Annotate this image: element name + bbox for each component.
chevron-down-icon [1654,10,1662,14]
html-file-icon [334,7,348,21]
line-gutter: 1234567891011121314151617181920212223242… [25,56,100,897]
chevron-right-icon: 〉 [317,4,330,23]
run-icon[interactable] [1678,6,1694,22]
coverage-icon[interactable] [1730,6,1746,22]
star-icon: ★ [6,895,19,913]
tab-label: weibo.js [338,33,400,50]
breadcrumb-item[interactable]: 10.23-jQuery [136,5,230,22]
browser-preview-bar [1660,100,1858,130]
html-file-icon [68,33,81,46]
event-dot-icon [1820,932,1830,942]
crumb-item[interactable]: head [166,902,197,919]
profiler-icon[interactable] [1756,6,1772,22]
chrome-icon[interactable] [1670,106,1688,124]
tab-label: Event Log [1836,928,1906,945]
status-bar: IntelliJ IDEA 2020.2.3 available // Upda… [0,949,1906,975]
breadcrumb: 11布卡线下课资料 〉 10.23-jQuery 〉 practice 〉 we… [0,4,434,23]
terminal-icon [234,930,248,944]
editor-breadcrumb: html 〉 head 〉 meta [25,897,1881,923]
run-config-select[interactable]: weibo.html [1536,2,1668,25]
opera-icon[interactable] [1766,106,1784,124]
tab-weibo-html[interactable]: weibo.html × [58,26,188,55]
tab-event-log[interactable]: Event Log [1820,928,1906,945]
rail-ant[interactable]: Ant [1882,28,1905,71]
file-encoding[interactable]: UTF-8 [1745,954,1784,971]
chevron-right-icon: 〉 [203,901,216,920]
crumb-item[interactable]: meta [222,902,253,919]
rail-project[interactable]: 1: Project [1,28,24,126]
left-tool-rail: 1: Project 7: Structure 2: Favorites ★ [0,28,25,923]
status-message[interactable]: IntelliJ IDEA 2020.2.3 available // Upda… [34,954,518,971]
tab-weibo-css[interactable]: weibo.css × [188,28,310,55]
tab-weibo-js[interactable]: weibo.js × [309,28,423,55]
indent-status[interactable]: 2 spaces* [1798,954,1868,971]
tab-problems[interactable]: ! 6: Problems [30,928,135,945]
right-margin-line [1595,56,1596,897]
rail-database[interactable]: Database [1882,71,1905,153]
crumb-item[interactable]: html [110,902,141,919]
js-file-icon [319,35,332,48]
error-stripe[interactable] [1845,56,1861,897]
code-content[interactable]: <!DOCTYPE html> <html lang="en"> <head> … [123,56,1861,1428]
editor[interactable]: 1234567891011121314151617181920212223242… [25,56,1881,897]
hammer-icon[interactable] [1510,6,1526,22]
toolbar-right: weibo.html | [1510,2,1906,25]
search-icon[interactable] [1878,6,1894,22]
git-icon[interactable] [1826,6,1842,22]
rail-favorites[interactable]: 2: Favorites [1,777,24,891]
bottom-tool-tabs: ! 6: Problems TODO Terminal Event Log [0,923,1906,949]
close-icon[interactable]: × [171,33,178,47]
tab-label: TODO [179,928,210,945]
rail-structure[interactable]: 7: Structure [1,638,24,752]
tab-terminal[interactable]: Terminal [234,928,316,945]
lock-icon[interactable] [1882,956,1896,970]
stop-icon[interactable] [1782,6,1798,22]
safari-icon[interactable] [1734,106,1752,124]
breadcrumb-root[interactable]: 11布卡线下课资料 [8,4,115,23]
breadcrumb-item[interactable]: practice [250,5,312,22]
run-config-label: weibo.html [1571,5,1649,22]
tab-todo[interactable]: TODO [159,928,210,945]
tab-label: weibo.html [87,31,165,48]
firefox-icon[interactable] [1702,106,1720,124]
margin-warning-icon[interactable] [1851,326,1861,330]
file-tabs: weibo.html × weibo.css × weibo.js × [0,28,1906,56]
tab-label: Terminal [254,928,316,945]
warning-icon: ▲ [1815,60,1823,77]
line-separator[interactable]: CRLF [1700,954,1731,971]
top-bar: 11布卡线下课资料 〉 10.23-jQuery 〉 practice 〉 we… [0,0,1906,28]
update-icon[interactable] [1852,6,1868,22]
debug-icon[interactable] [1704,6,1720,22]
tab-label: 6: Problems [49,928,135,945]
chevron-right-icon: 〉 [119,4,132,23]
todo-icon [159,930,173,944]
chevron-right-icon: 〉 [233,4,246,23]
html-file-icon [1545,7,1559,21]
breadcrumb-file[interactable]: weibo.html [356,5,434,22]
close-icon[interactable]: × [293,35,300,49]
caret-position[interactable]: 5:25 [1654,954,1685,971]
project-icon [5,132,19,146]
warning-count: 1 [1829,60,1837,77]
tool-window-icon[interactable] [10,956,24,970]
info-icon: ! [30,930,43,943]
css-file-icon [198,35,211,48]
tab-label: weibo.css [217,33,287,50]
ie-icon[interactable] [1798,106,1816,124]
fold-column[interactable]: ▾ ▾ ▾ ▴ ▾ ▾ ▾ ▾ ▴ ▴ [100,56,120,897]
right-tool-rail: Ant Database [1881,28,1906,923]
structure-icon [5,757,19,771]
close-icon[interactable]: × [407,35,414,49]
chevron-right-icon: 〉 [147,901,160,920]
——————————
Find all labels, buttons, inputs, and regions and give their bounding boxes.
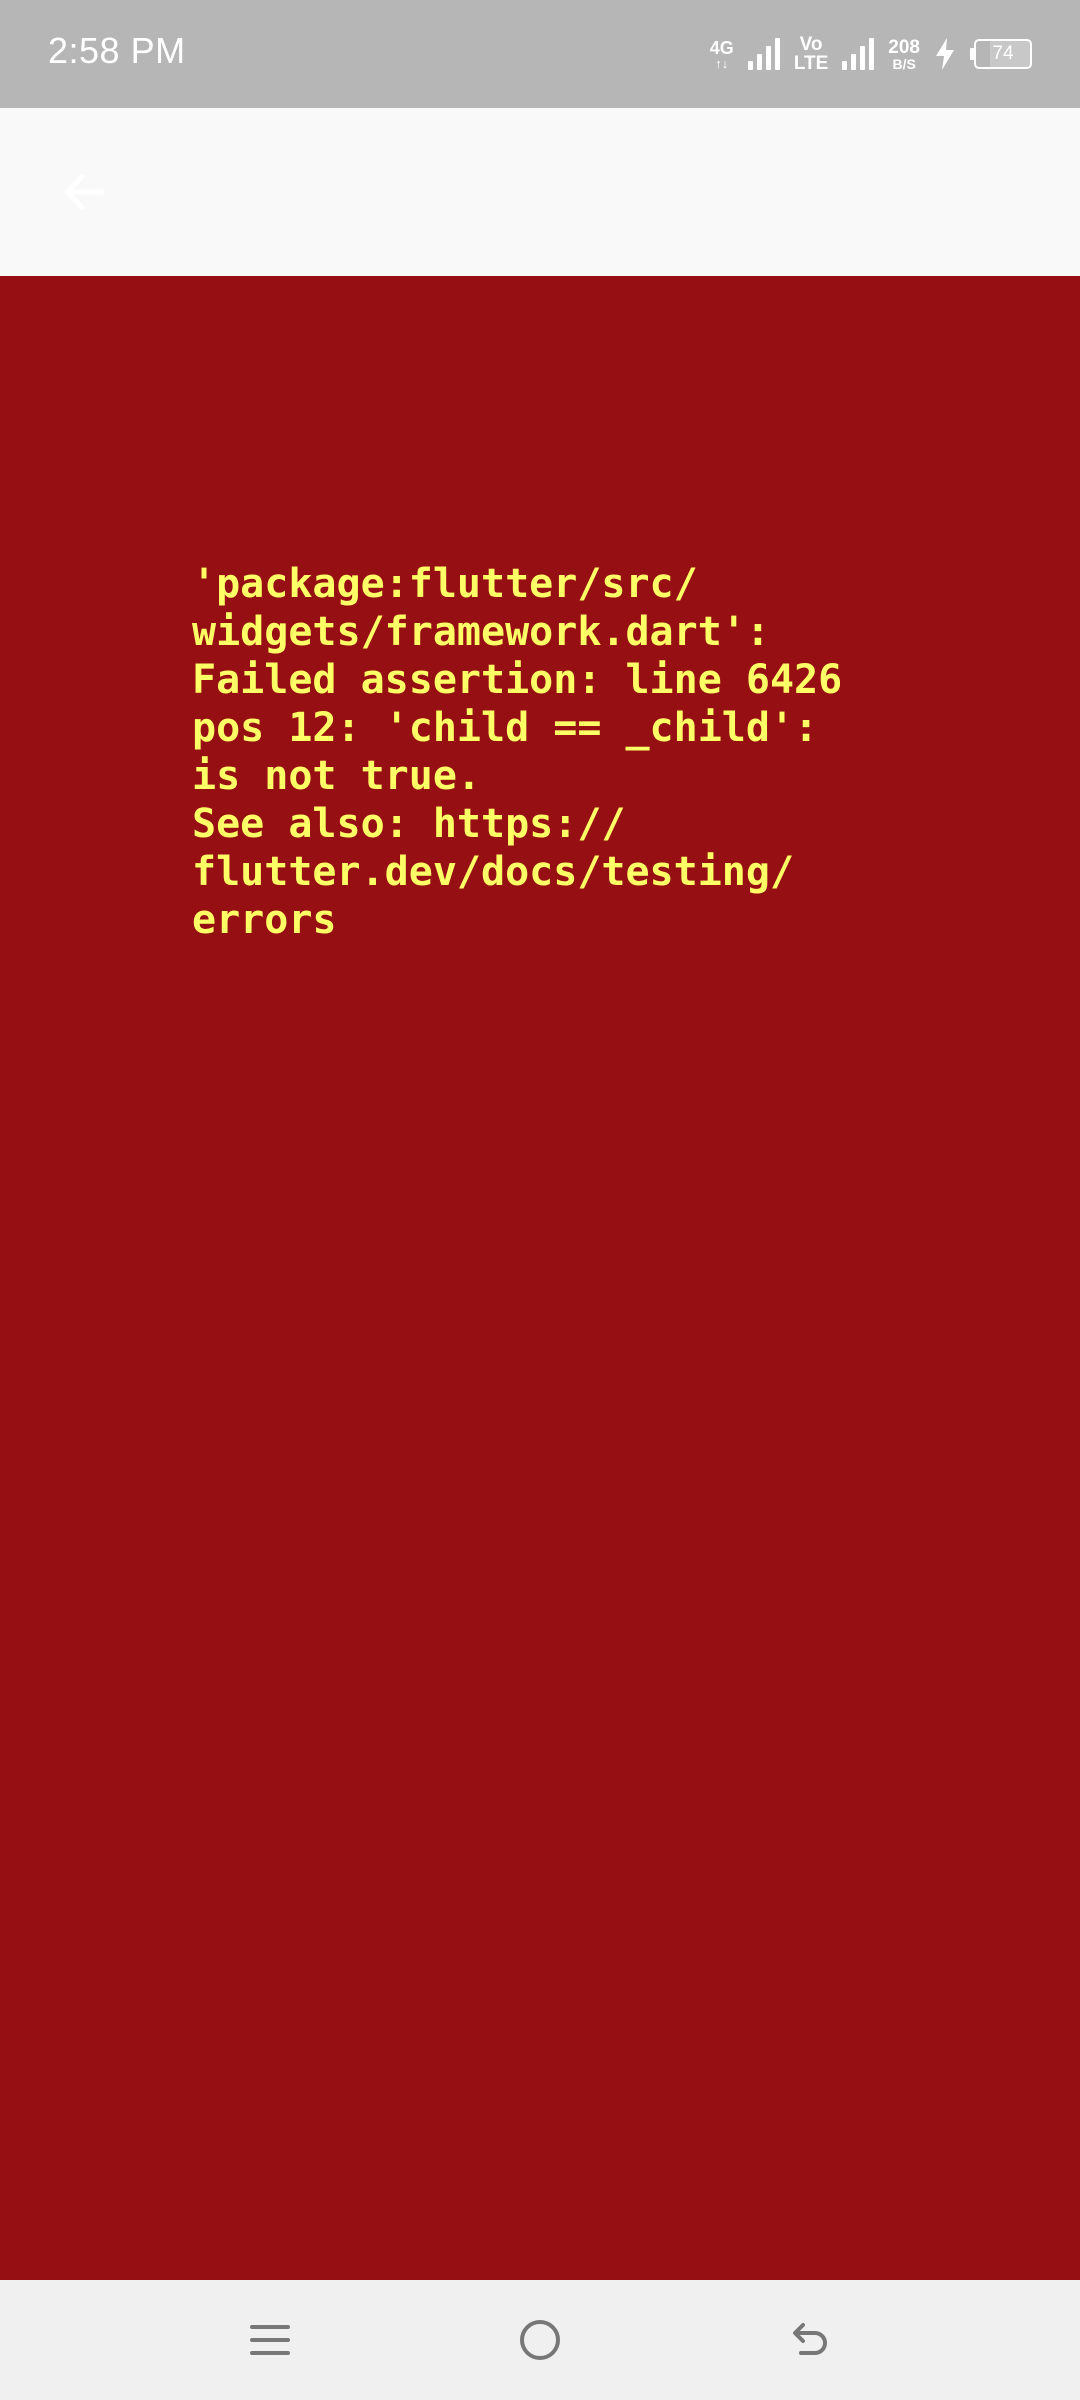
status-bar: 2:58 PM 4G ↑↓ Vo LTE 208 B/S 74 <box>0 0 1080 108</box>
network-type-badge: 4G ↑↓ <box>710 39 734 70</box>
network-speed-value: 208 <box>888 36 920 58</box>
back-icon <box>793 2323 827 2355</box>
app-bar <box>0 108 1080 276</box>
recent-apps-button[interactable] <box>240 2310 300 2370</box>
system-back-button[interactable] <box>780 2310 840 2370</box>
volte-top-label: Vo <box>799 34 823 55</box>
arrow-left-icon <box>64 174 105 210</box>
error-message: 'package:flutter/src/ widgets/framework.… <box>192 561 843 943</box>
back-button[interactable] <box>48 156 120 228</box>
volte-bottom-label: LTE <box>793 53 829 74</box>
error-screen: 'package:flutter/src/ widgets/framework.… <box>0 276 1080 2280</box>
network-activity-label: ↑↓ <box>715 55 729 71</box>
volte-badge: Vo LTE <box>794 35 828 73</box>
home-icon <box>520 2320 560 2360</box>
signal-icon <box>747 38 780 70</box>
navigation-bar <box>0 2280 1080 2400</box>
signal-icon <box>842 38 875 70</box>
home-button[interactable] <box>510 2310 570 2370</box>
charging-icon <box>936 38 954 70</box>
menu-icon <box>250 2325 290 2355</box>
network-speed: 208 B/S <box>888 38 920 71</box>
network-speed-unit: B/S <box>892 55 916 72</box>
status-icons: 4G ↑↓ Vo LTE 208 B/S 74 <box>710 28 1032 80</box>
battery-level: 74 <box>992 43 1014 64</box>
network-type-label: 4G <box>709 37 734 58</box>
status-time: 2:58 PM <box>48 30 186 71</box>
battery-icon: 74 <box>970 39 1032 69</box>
——————————
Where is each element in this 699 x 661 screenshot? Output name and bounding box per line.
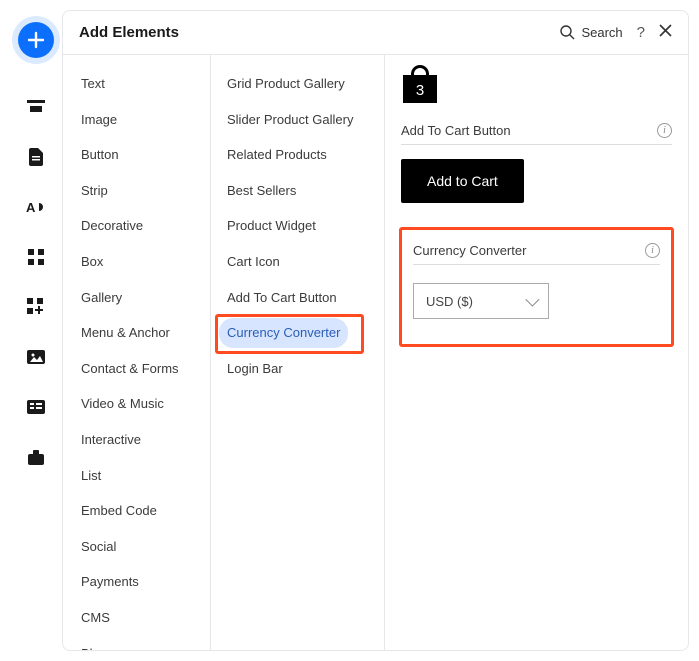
——————————
## Given instruction
Convert the records from the line with "Find all labels, buttons, inputs, and" up to and including the line with "volte-bottom-label: LTE <box>793" into a two-column CSV with the columns request and response, one row per request. Put each text in a single quoted field with its line breaks replaced by spaces, and leave the pictures out.

## Solution for this problem
request,response
"Find all labels, buttons, inputs, and regions and give their bounding boxes.","status-bar: 2:58 PM 4G ↑↓ Vo LTE 208 B/S 74 <box>0 0 1080 108</box> network-type-badge: 4G ↑↓ <box>710 39 734 70</box> network-speed-value: 208 <box>888 36 920 58</box> back-icon <box>793 2323 827 2355</box> app-bar <box>0 108 1080 276</box> recent-apps-button[interactable] <box>240 2310 300 2370</box> system-back-button[interactable] <box>780 2310 840 2370</box> volte-top-label: Vo <box>799 34 823 55</box> arrow-left-icon <box>64 174 105 210</box> error-message: 'package:flutter/src/ widgets/framework.… <box>192 561 843 943</box> back-button[interactable] <box>48 156 120 228</box> volte-bottom-label: LTE <box>793 53 829 74</box>"